*Task requirements*: Search the material below for the string "content" and extract each line that has it.
+ + +
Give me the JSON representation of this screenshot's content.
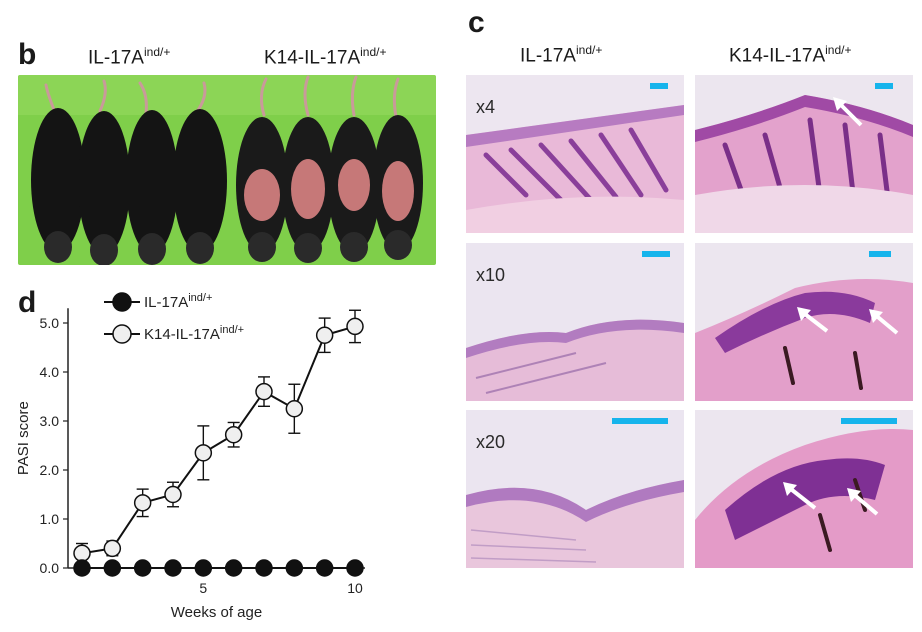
{
  "figure": {
    "panel_b": {
      "letter": "b",
      "group1": {
        "name": "IL-17A",
        "sup": "ind/+"
      },
      "group2": {
        "name": "K14-IL-17A",
        "sup": "ind/+"
      }
    },
    "panel_c": {
      "letter": "c",
      "col1": {
        "name": "IL-17A",
        "sup": "ind/+"
      },
      "col2": {
        "name": "K14-IL-17A",
        "sup": "ind/+"
      },
      "magnifications": [
        "x4",
        "x10",
        "x20"
      ]
    },
    "panel_d": {
      "letter": "d"
    }
  },
  "colors": {
    "photo_bg": "#7fcf4a",
    "scale_bar": "#16b4ec",
    "he_pink": "#e7a9cf",
    "he_purple": "#8a3f9a"
  },
  "chart_data": {
    "type": "line",
    "xlabel": "Weeks of age",
    "ylabel": "PASI score",
    "xlim": [
      1,
      10
    ],
    "ylim": [
      0,
      5.3
    ],
    "xticks": [
      5,
      10
    ],
    "yticks": [
      0.0,
      1.0,
      2.0,
      3.0,
      4.0,
      5.0
    ],
    "ytick_labels": [
      "0.0",
      "1.0",
      "2.0",
      "3.0",
      "4.0",
      "5.0"
    ],
    "xtick_labels": [
      "5",
      "10"
    ],
    "legend": "top-left",
    "series": [
      {
        "name": "IL-17A",
        "name_sup": "ind/+",
        "marker": "filled-circle",
        "x": [
          1,
          2,
          3,
          4,
          5,
          6,
          7,
          8,
          9,
          10
        ],
        "y": [
          0,
          0,
          0,
          0,
          0,
          0,
          0,
          0,
          0,
          0
        ],
        "err": [
          0,
          0,
          0,
          0,
          0,
          0,
          0,
          0,
          0,
          0
        ]
      },
      {
        "name": "K14-IL-17A",
        "name_sup": "ind/+",
        "marker": "open-circle",
        "x": [
          1,
          2,
          3,
          4,
          5,
          6,
          7,
          8,
          9,
          10
        ],
        "y": [
          0.3,
          0.4,
          1.33,
          1.5,
          2.35,
          2.72,
          3.6,
          3.25,
          4.75,
          4.93
        ],
        "err": [
          0.2,
          0.15,
          0.28,
          0.25,
          0.55,
          0.25,
          0.3,
          0.5,
          0.35,
          0.33
        ]
      }
    ]
  }
}
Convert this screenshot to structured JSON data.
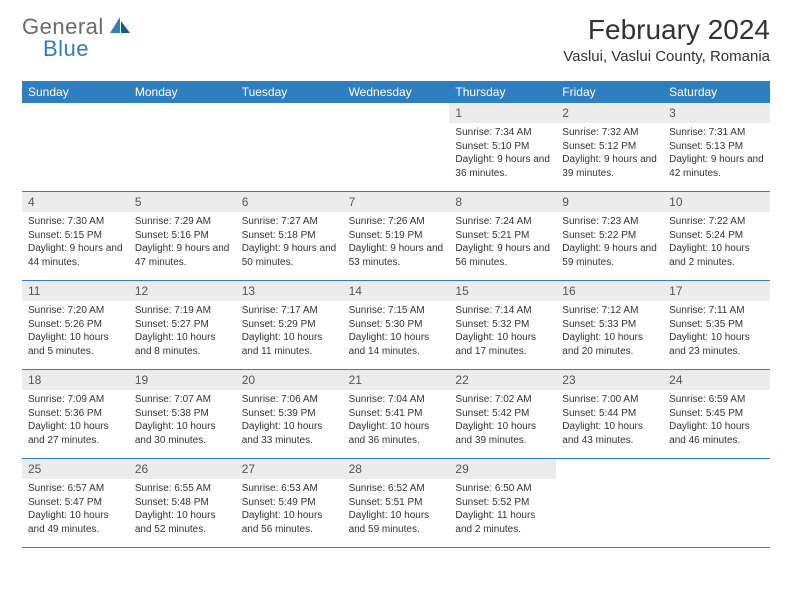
{
  "logo": {
    "text1": "General",
    "text2": "Blue"
  },
  "title": "February 2024",
  "location": "Vaslui, Vaslui County, Romania",
  "dayNames": [
    "Sunday",
    "Monday",
    "Tuesday",
    "Wednesday",
    "Thursday",
    "Friday",
    "Saturday"
  ],
  "header_bg": "#2f7ebf",
  "daynum_bg": "#ececec",
  "weeks": [
    [
      null,
      null,
      null,
      null,
      {
        "n": "1",
        "sr": "7:34 AM",
        "ss": "5:10 PM",
        "dl": "9 hours and 36 minutes."
      },
      {
        "n": "2",
        "sr": "7:32 AM",
        "ss": "5:12 PM",
        "dl": "9 hours and 39 minutes."
      },
      {
        "n": "3",
        "sr": "7:31 AM",
        "ss": "5:13 PM",
        "dl": "9 hours and 42 minutes."
      }
    ],
    [
      {
        "n": "4",
        "sr": "7:30 AM",
        "ss": "5:15 PM",
        "dl": "9 hours and 44 minutes."
      },
      {
        "n": "5",
        "sr": "7:29 AM",
        "ss": "5:16 PM",
        "dl": "9 hours and 47 minutes."
      },
      {
        "n": "6",
        "sr": "7:27 AM",
        "ss": "5:18 PM",
        "dl": "9 hours and 50 minutes."
      },
      {
        "n": "7",
        "sr": "7:26 AM",
        "ss": "5:19 PM",
        "dl": "9 hours and 53 minutes."
      },
      {
        "n": "8",
        "sr": "7:24 AM",
        "ss": "5:21 PM",
        "dl": "9 hours and 56 minutes."
      },
      {
        "n": "9",
        "sr": "7:23 AM",
        "ss": "5:22 PM",
        "dl": "9 hours and 59 minutes."
      },
      {
        "n": "10",
        "sr": "7:22 AM",
        "ss": "5:24 PM",
        "dl": "10 hours and 2 minutes."
      }
    ],
    [
      {
        "n": "11",
        "sr": "7:20 AM",
        "ss": "5:26 PM",
        "dl": "10 hours and 5 minutes."
      },
      {
        "n": "12",
        "sr": "7:19 AM",
        "ss": "5:27 PM",
        "dl": "10 hours and 8 minutes."
      },
      {
        "n": "13",
        "sr": "7:17 AM",
        "ss": "5:29 PM",
        "dl": "10 hours and 11 minutes."
      },
      {
        "n": "14",
        "sr": "7:15 AM",
        "ss": "5:30 PM",
        "dl": "10 hours and 14 minutes."
      },
      {
        "n": "15",
        "sr": "7:14 AM",
        "ss": "5:32 PM",
        "dl": "10 hours and 17 minutes."
      },
      {
        "n": "16",
        "sr": "7:12 AM",
        "ss": "5:33 PM",
        "dl": "10 hours and 20 minutes."
      },
      {
        "n": "17",
        "sr": "7:11 AM",
        "ss": "5:35 PM",
        "dl": "10 hours and 23 minutes."
      }
    ],
    [
      {
        "n": "18",
        "sr": "7:09 AM",
        "ss": "5:36 PM",
        "dl": "10 hours and 27 minutes."
      },
      {
        "n": "19",
        "sr": "7:07 AM",
        "ss": "5:38 PM",
        "dl": "10 hours and 30 minutes."
      },
      {
        "n": "20",
        "sr": "7:06 AM",
        "ss": "5:39 PM",
        "dl": "10 hours and 33 minutes."
      },
      {
        "n": "21",
        "sr": "7:04 AM",
        "ss": "5:41 PM",
        "dl": "10 hours and 36 minutes."
      },
      {
        "n": "22",
        "sr": "7:02 AM",
        "ss": "5:42 PM",
        "dl": "10 hours and 39 minutes."
      },
      {
        "n": "23",
        "sr": "7:00 AM",
        "ss": "5:44 PM",
        "dl": "10 hours and 43 minutes."
      },
      {
        "n": "24",
        "sr": "6:59 AM",
        "ss": "5:45 PM",
        "dl": "10 hours and 46 minutes."
      }
    ],
    [
      {
        "n": "25",
        "sr": "6:57 AM",
        "ss": "5:47 PM",
        "dl": "10 hours and 49 minutes."
      },
      {
        "n": "26",
        "sr": "6:55 AM",
        "ss": "5:48 PM",
        "dl": "10 hours and 52 minutes."
      },
      {
        "n": "27",
        "sr": "6:53 AM",
        "ss": "5:49 PM",
        "dl": "10 hours and 56 minutes."
      },
      {
        "n": "28",
        "sr": "6:52 AM",
        "ss": "5:51 PM",
        "dl": "10 hours and 59 minutes."
      },
      {
        "n": "29",
        "sr": "6:50 AM",
        "ss": "5:52 PM",
        "dl": "11 hours and 2 minutes."
      },
      null,
      null
    ]
  ]
}
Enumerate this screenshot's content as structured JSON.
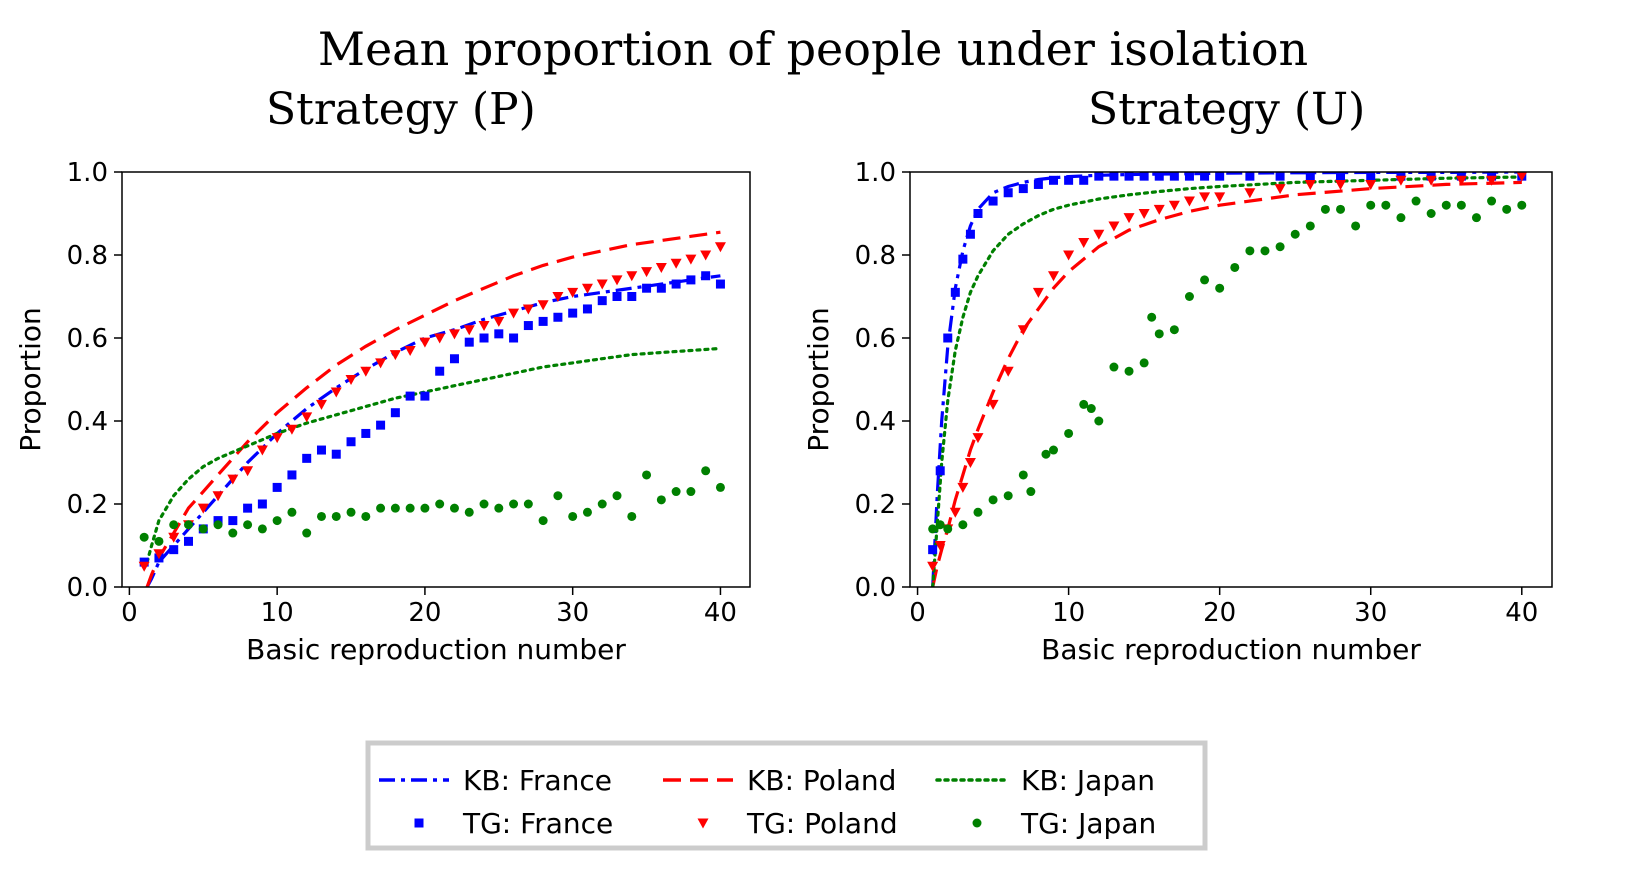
{
  "figure_title": "Mean proportion of people under isolation",
  "chart_data": [
    {
      "type": "line",
      "subtitle": "Strategy (P)",
      "xlabel": "Basic reproduction number",
      "ylabel": "Proportion",
      "xlim": [
        -0.5,
        42
      ],
      "ylim": [
        0,
        1.0
      ],
      "xticks": [
        0,
        10,
        20,
        30,
        40
      ],
      "yticks": [
        0.0,
        0.2,
        0.4,
        0.6,
        0.8,
        1.0
      ],
      "kb_x": [
        1.2,
        1.5,
        2,
        3,
        4,
        5,
        6,
        7,
        8,
        9,
        10,
        12,
        14,
        16,
        18,
        20,
        22,
        24,
        26,
        28,
        30,
        32,
        34,
        36,
        38,
        40
      ],
      "series": [
        {
          "name": "KB: France",
          "color": "#0000ff",
          "style": "dashdot",
          "y": [
            0.0,
            0.02,
            0.06,
            0.1,
            0.14,
            0.18,
            0.22,
            0.26,
            0.3,
            0.335,
            0.37,
            0.43,
            0.48,
            0.525,
            0.565,
            0.6,
            0.62,
            0.645,
            0.665,
            0.685,
            0.7,
            0.71,
            0.72,
            0.73,
            0.74,
            0.75
          ]
        },
        {
          "name": "KB: Poland",
          "color": "#ff0000",
          "style": "dashed",
          "y": [
            0.0,
            0.03,
            0.07,
            0.13,
            0.19,
            0.23,
            0.27,
            0.31,
            0.35,
            0.385,
            0.42,
            0.48,
            0.535,
            0.58,
            0.62,
            0.655,
            0.69,
            0.72,
            0.75,
            0.775,
            0.795,
            0.81,
            0.825,
            0.835,
            0.845,
            0.855
          ]
        },
        {
          "name": "KB: Japan",
          "color": "#008000",
          "style": "dotted",
          "y": [
            0.06,
            0.1,
            0.16,
            0.22,
            0.26,
            0.29,
            0.31,
            0.325,
            0.34,
            0.355,
            0.37,
            0.395,
            0.415,
            0.435,
            0.455,
            0.47,
            0.485,
            0.5,
            0.515,
            0.53,
            0.54,
            0.55,
            0.56,
            0.565,
            0.57,
            0.575
          ]
        }
      ],
      "scatter": [
        {
          "name": "TG: France",
          "color": "#0000ff",
          "marker": "square",
          "x": [
            1,
            2,
            3,
            4,
            5,
            6,
            7,
            8,
            9,
            10,
            11,
            12,
            13,
            14,
            15,
            16,
            17,
            18,
            19,
            20,
            21,
            22,
            23,
            24,
            25,
            26,
            27,
            28,
            29,
            30,
            31,
            32,
            33,
            34,
            35,
            36,
            37,
            38,
            39,
            40
          ],
          "y": [
            0.06,
            0.07,
            0.09,
            0.11,
            0.14,
            0.16,
            0.16,
            0.19,
            0.2,
            0.24,
            0.27,
            0.31,
            0.33,
            0.32,
            0.35,
            0.37,
            0.39,
            0.42,
            0.46,
            0.46,
            0.52,
            0.55,
            0.59,
            0.6,
            0.61,
            0.6,
            0.63,
            0.64,
            0.65,
            0.66,
            0.67,
            0.69,
            0.7,
            0.7,
            0.72,
            0.72,
            0.73,
            0.74,
            0.75,
            0.73
          ]
        },
        {
          "name": "TG: Poland",
          "color": "#ff0000",
          "marker": "triangle",
          "x": [
            1,
            2,
            3,
            4,
            5,
            6,
            7,
            8,
            9,
            10,
            11,
            12,
            13,
            14,
            15,
            16,
            17,
            18,
            19,
            20,
            21,
            22,
            23,
            24,
            25,
            26,
            27,
            28,
            29,
            30,
            31,
            32,
            33,
            34,
            35,
            36,
            37,
            38,
            39,
            40
          ],
          "y": [
            0.05,
            0.08,
            0.12,
            0.15,
            0.19,
            0.22,
            0.26,
            0.28,
            0.33,
            0.36,
            0.38,
            0.41,
            0.44,
            0.47,
            0.5,
            0.52,
            0.54,
            0.56,
            0.57,
            0.59,
            0.6,
            0.61,
            0.62,
            0.63,
            0.64,
            0.66,
            0.67,
            0.68,
            0.7,
            0.71,
            0.72,
            0.73,
            0.74,
            0.75,
            0.76,
            0.77,
            0.78,
            0.79,
            0.8,
            0.82
          ]
        },
        {
          "name": "TG: Japan",
          "color": "#008000",
          "marker": "circle",
          "x": [
            1,
            2,
            3,
            4,
            5,
            6,
            7,
            8,
            9,
            10,
            11,
            12,
            13,
            14,
            15,
            16,
            17,
            18,
            19,
            20,
            21,
            22,
            23,
            24,
            25,
            26,
            27,
            28,
            29,
            30,
            31,
            32,
            33,
            34,
            35,
            36,
            37,
            38,
            39,
            40
          ],
          "y": [
            0.12,
            0.11,
            0.15,
            0.15,
            0.14,
            0.15,
            0.13,
            0.15,
            0.14,
            0.16,
            0.18,
            0.13,
            0.17,
            0.17,
            0.18,
            0.17,
            0.19,
            0.19,
            0.19,
            0.19,
            0.2,
            0.19,
            0.18,
            0.2,
            0.19,
            0.2,
            0.2,
            0.16,
            0.22,
            0.17,
            0.18,
            0.2,
            0.22,
            0.17,
            0.27,
            0.21,
            0.23,
            0.23,
            0.28,
            0.24
          ]
        }
      ]
    },
    {
      "type": "line",
      "subtitle": "Strategy (U)",
      "xlabel": "Basic reproduction number",
      "ylabel": "Proportion",
      "xlim": [
        -0.5,
        42
      ],
      "ylim": [
        0,
        1.0
      ],
      "xticks": [
        0,
        10,
        20,
        30,
        40
      ],
      "yticks": [
        0.0,
        0.2,
        0.4,
        0.6,
        0.8,
        1.0
      ],
      "kb_x": [
        1.0,
        1.3,
        1.6,
        2,
        2.5,
        3,
        3.5,
        4,
        5,
        6,
        7,
        8,
        9,
        10,
        12,
        14,
        16,
        18,
        20,
        25,
        30,
        35,
        40
      ],
      "series": [
        {
          "name": "KB: France",
          "color": "#0000ff",
          "style": "dashdot",
          "y": [
            0.0,
            0.22,
            0.4,
            0.58,
            0.72,
            0.81,
            0.87,
            0.91,
            0.95,
            0.965,
            0.975,
            0.982,
            0.986,
            0.989,
            0.992,
            0.994,
            0.995,
            0.996,
            0.997,
            0.998,
            0.999,
            0.999,
            1.0
          ]
        },
        {
          "name": "KB: Poland",
          "color": "#ff0000",
          "style": "dashed",
          "y": [
            0.0,
            0.05,
            0.09,
            0.14,
            0.21,
            0.27,
            0.33,
            0.38,
            0.47,
            0.55,
            0.62,
            0.67,
            0.72,
            0.76,
            0.82,
            0.86,
            0.885,
            0.905,
            0.92,
            0.945,
            0.96,
            0.97,
            0.975
          ]
        },
        {
          "name": "KB: Japan",
          "color": "#008000",
          "style": "dotted",
          "y": [
            0.0,
            0.15,
            0.3,
            0.45,
            0.57,
            0.65,
            0.71,
            0.75,
            0.81,
            0.85,
            0.875,
            0.895,
            0.91,
            0.92,
            0.935,
            0.945,
            0.953,
            0.96,
            0.965,
            0.975,
            0.98,
            0.985,
            0.988
          ]
        }
      ],
      "scatter": [
        {
          "name": "TG: France",
          "color": "#0000ff",
          "marker": "square",
          "x": [
            1,
            1.5,
            2,
            2.5,
            3,
            3.5,
            4,
            5,
            6,
            7,
            8,
            9,
            10,
            11,
            12,
            13,
            14,
            15,
            16,
            17,
            18,
            19,
            20,
            22,
            24,
            26,
            28,
            30,
            32,
            34,
            36,
            38,
            40
          ],
          "y": [
            0.09,
            0.28,
            0.6,
            0.71,
            0.79,
            0.85,
            0.9,
            0.93,
            0.95,
            0.96,
            0.97,
            0.98,
            0.98,
            0.98,
            0.99,
            0.99,
            0.99,
            0.99,
            0.99,
            0.99,
            0.99,
            0.99,
            0.99,
            0.99,
            0.99,
            0.99,
            0.99,
            0.99,
            0.99,
            0.99,
            0.99,
            0.99,
            0.99
          ]
        },
        {
          "name": "TG: Poland",
          "color": "#ff0000",
          "marker": "triangle",
          "x": [
            1,
            1.5,
            2,
            2.5,
            3,
            3.5,
            4,
            5,
            6,
            7,
            8,
            9,
            10,
            11,
            12,
            13,
            14,
            15,
            16,
            17,
            18,
            19,
            20,
            22,
            24,
            26,
            28,
            30,
            32,
            34,
            36,
            38,
            40
          ],
          "y": [
            0.05,
            0.1,
            0.14,
            0.18,
            0.24,
            0.3,
            0.36,
            0.44,
            0.52,
            0.62,
            0.71,
            0.75,
            0.8,
            0.83,
            0.85,
            0.87,
            0.89,
            0.9,
            0.91,
            0.92,
            0.93,
            0.94,
            0.94,
            0.95,
            0.96,
            0.97,
            0.97,
            0.97,
            0.98,
            0.98,
            0.98,
            0.98,
            0.99
          ]
        },
        {
          "name": "TG: Japan",
          "color": "#008000",
          "marker": "circle",
          "x": [
            1,
            1.5,
            2,
            3,
            4,
            5,
            6,
            7,
            7.5,
            8.5,
            9,
            10,
            11,
            11.5,
            12,
            13,
            14,
            15,
            15.5,
            16,
            17,
            18,
            19,
            20,
            21,
            22,
            23,
            24,
            25,
            26,
            27,
            28,
            29,
            30,
            31,
            32,
            33,
            34,
            35,
            36,
            37,
            38,
            39,
            40
          ],
          "y": [
            0.14,
            0.15,
            0.14,
            0.15,
            0.18,
            0.21,
            0.22,
            0.27,
            0.23,
            0.32,
            0.33,
            0.37,
            0.44,
            0.43,
            0.4,
            0.53,
            0.52,
            0.54,
            0.65,
            0.61,
            0.62,
            0.7,
            0.74,
            0.72,
            0.77,
            0.81,
            0.81,
            0.82,
            0.85,
            0.87,
            0.91,
            0.91,
            0.87,
            0.92,
            0.92,
            0.89,
            0.93,
            0.9,
            0.92,
            0.92,
            0.89,
            0.93,
            0.91,
            0.92
          ]
        }
      ]
    }
  ],
  "legend": {
    "placement": "bottom-center",
    "entries": [
      {
        "label": "KB: France",
        "kind": "line",
        "style": "dashdot",
        "color": "#0000ff"
      },
      {
        "label": "KB: Poland",
        "kind": "line",
        "style": "dashed",
        "color": "#ff0000"
      },
      {
        "label": "KB: Japan",
        "kind": "line",
        "style": "dotted",
        "color": "#008000"
      },
      {
        "label": "TG: France",
        "kind": "marker",
        "marker": "square",
        "color": "#0000ff"
      },
      {
        "label": "TG: Poland",
        "kind": "marker",
        "marker": "triangle",
        "color": "#ff0000"
      },
      {
        "label": "TG: Japan",
        "kind": "marker",
        "marker": "circle",
        "color": "#008000"
      }
    ]
  }
}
+ + +
*Solution to this problem*:
Give me the JSON representation of this screenshot's content.
Enumerate this screenshot's content as structured JSON.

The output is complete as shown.